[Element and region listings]
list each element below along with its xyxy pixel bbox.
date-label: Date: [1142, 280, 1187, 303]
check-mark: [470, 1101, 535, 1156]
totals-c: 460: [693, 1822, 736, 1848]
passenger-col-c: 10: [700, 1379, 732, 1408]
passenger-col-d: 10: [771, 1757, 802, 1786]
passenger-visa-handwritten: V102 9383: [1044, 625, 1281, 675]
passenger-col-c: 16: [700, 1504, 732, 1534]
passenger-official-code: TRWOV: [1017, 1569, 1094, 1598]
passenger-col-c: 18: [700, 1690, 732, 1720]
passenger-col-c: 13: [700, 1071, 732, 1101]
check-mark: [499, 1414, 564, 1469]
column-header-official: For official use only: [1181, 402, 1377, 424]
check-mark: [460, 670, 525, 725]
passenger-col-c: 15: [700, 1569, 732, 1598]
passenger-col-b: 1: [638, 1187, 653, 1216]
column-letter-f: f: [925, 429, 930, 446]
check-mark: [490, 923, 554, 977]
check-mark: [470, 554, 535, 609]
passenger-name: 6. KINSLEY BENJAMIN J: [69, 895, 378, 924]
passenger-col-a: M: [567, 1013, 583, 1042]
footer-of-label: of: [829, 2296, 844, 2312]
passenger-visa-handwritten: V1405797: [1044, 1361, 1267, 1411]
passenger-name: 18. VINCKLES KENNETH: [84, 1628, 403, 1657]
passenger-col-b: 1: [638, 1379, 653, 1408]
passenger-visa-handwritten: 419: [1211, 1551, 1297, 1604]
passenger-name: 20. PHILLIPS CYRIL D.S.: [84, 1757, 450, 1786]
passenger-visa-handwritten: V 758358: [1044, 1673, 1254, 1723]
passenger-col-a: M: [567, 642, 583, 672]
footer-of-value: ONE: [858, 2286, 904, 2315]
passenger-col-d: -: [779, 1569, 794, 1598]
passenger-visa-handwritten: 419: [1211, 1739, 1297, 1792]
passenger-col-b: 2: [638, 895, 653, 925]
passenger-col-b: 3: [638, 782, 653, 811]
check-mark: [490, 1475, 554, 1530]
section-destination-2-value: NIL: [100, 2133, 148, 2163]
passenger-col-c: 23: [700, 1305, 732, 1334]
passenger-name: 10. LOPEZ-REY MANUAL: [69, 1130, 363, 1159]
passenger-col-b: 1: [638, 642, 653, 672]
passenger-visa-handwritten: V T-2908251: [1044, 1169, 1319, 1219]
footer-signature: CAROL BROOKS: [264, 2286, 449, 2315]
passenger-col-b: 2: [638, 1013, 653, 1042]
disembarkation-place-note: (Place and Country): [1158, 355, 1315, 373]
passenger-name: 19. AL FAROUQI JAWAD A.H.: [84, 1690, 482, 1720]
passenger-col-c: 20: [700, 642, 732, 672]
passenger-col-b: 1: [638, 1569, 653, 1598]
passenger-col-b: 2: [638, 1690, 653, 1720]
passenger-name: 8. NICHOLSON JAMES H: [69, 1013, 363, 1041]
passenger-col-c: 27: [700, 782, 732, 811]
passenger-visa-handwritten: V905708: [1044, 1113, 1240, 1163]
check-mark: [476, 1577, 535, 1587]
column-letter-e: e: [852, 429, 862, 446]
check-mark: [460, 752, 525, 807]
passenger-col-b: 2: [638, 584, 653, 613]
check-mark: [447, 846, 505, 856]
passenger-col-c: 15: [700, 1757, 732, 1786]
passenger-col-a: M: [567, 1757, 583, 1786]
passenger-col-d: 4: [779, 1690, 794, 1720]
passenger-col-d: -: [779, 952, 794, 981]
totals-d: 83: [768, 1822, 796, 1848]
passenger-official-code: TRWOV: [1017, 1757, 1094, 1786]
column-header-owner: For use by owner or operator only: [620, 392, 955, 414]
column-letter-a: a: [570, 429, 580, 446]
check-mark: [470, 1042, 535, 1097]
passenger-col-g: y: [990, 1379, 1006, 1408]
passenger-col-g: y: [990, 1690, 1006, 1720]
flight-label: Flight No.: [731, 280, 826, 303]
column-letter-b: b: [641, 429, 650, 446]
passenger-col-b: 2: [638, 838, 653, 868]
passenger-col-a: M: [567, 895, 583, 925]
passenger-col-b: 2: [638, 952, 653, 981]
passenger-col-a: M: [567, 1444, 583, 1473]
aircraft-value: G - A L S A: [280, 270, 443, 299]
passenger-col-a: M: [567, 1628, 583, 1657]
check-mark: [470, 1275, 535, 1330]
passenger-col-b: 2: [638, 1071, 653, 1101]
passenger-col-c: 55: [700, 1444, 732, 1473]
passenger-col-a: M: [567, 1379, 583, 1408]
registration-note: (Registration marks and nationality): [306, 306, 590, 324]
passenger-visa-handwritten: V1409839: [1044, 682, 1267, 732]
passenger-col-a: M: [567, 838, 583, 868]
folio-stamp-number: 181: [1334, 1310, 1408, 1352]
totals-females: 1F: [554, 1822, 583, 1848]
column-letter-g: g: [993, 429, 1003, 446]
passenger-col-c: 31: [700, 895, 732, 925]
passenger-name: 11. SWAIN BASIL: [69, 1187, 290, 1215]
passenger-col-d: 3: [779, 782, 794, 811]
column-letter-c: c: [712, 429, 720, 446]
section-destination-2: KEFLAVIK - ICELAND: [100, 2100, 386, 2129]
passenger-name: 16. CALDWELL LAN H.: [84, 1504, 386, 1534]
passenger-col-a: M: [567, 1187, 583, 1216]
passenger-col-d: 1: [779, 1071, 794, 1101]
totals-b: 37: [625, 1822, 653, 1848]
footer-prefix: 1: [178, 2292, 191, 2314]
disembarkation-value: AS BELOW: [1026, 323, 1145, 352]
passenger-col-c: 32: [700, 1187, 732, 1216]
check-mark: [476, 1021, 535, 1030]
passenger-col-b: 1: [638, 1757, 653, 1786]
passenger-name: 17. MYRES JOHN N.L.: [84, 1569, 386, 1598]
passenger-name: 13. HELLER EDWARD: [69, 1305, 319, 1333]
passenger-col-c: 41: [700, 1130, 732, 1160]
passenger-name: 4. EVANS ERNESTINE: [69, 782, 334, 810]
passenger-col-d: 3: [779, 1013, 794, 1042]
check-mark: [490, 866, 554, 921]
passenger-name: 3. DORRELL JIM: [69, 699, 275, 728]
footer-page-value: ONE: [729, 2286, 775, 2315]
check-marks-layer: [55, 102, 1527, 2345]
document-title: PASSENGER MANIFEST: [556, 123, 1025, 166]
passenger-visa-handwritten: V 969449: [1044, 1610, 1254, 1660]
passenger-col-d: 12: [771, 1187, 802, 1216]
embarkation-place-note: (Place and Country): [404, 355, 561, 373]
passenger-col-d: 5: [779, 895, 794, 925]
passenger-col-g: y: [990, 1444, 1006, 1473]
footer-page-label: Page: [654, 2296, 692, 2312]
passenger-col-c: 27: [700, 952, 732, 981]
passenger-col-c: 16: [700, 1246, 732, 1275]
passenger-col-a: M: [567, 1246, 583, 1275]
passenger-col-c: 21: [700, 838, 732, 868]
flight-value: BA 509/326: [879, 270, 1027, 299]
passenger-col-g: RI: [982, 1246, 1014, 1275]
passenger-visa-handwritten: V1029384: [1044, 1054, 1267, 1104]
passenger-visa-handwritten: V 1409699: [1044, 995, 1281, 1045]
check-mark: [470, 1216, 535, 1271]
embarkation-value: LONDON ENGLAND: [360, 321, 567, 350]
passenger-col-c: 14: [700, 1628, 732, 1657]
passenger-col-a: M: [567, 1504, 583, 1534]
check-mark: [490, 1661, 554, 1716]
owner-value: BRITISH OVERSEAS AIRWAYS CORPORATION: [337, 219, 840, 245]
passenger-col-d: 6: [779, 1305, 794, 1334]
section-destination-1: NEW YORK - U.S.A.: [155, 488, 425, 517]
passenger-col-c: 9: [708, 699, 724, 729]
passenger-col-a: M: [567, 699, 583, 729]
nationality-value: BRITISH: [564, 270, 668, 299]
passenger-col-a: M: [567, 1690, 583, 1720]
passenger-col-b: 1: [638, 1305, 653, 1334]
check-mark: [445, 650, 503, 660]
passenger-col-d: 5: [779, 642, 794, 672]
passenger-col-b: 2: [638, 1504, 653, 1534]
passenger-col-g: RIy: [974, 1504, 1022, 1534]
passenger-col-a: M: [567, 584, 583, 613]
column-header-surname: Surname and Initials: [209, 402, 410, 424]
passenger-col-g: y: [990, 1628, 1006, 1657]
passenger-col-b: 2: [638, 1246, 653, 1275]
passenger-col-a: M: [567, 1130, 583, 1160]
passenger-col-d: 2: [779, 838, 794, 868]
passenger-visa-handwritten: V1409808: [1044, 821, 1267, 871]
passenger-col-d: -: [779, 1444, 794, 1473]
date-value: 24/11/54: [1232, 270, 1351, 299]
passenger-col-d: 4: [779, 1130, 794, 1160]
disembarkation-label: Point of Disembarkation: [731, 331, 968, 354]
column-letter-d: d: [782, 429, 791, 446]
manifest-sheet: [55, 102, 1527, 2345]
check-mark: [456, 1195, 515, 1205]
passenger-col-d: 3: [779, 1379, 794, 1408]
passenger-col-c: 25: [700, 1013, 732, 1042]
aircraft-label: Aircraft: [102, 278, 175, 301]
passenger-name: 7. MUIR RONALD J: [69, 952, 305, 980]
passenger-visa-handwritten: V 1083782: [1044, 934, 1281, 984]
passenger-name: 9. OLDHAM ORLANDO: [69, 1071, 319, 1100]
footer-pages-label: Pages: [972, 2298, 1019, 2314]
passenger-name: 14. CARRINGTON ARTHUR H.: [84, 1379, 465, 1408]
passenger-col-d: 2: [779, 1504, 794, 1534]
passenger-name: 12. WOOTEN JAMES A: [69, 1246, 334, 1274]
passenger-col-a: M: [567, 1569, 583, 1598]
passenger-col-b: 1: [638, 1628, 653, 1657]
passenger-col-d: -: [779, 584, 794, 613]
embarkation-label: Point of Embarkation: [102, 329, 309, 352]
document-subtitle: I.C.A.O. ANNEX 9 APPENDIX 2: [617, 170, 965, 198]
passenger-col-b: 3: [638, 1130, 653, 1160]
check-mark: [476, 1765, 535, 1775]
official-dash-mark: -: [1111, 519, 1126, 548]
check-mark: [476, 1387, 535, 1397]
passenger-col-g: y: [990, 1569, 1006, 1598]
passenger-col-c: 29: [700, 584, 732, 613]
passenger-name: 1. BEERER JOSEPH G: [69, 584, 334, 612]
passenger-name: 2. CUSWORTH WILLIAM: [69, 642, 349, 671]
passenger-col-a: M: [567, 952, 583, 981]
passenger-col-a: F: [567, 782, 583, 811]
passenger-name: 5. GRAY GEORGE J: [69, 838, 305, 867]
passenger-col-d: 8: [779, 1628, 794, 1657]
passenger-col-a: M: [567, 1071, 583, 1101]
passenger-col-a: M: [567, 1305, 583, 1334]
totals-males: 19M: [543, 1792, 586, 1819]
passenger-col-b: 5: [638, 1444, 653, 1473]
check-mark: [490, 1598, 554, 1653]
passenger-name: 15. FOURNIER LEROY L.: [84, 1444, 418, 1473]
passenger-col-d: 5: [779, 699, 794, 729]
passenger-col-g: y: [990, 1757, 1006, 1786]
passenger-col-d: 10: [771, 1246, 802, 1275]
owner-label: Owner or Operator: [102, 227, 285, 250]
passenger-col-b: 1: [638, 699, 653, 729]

§ **Aim of the task**
Please copy the records word for word, from their first line through the line containing "passenger-col-c: 20: [700, 642, 732, 672]", including both of those lines.

§ **Answer for this exercise**
list each element below along with its xyxy pixel bbox.
date-label: Date: [1142, 280, 1187, 303]
check-mark: [470, 1101, 535, 1156]
totals-c: 460: [693, 1822, 736, 1848]
passenger-col-c: 10: [700, 1379, 732, 1408]
passenger-col-d: 10: [771, 1757, 802, 1786]
passenger-visa-handwritten: V102 9383: [1044, 625, 1281, 675]
passenger-col-c: 16: [700, 1504, 732, 1534]
passenger-official-code: TRWOV: [1017, 1569, 1094, 1598]
passenger-col-c: 18: [700, 1690, 732, 1720]
passenger-col-c: 13: [700, 1071, 732, 1101]
check-mark: [499, 1414, 564, 1469]
column-header-official: For official use only: [1181, 402, 1377, 424]
check-mark: [460, 670, 525, 725]
passenger-col-c: 15: [700, 1569, 732, 1598]
passenger-col-b: 1: [638, 1187, 653, 1216]
column-letter-f: f: [925, 429, 930, 446]
check-mark: [490, 923, 554, 977]
check-mark: [470, 554, 535, 609]
passenger-name: 6. KINSLEY BENJAMIN J: [69, 895, 378, 924]
passenger-col-a: M: [567, 1013, 583, 1042]
footer-of-label: of: [829, 2296, 844, 2312]
passenger-visa-handwritten: V1405797: [1044, 1361, 1267, 1411]
passenger-name: 18. VINCKLES KENNETH: [84, 1628, 403, 1657]
passenger-col-b: 1: [638, 1379, 653, 1408]
passenger-visa-handwritten: 419: [1211, 1551, 1297, 1604]
passenger-name: 20. PHILLIPS CYRIL D.S.: [84, 1757, 450, 1786]
passenger-visa-handwritten: V 758358: [1044, 1673, 1254, 1723]
passenger-col-a: M: [567, 642, 583, 672]
footer-of-value: ONE: [858, 2286, 904, 2315]
passenger-col-d: -: [779, 1569, 794, 1598]
passenger-visa-handwritten: 419: [1211, 1739, 1297, 1792]
passenger-col-b: 2: [638, 895, 653, 925]
passenger-col-b: 3: [638, 782, 653, 811]
check-mark: [490, 1475, 554, 1530]
section-destination-2-value: NIL: [100, 2133, 148, 2163]
passenger-col-c: 23: [700, 1305, 732, 1334]
passenger-name: 10. LOPEZ-REY MANUAL: [69, 1130, 363, 1159]
passenger-col-b: 1: [638, 642, 653, 672]
passenger-visa-handwritten: V T-2908251: [1044, 1169, 1319, 1219]
footer-signature: CAROL BROOKS: [264, 2286, 449, 2315]
passenger-col-b: 2: [638, 1013, 653, 1042]
disembarkation-place-note: (Place and Country): [1158, 355, 1315, 373]
passenger-name: 19. AL FAROUQI JAWAD A.H.: [84, 1690, 482, 1720]
passenger-col-c: 20: [700, 642, 732, 672]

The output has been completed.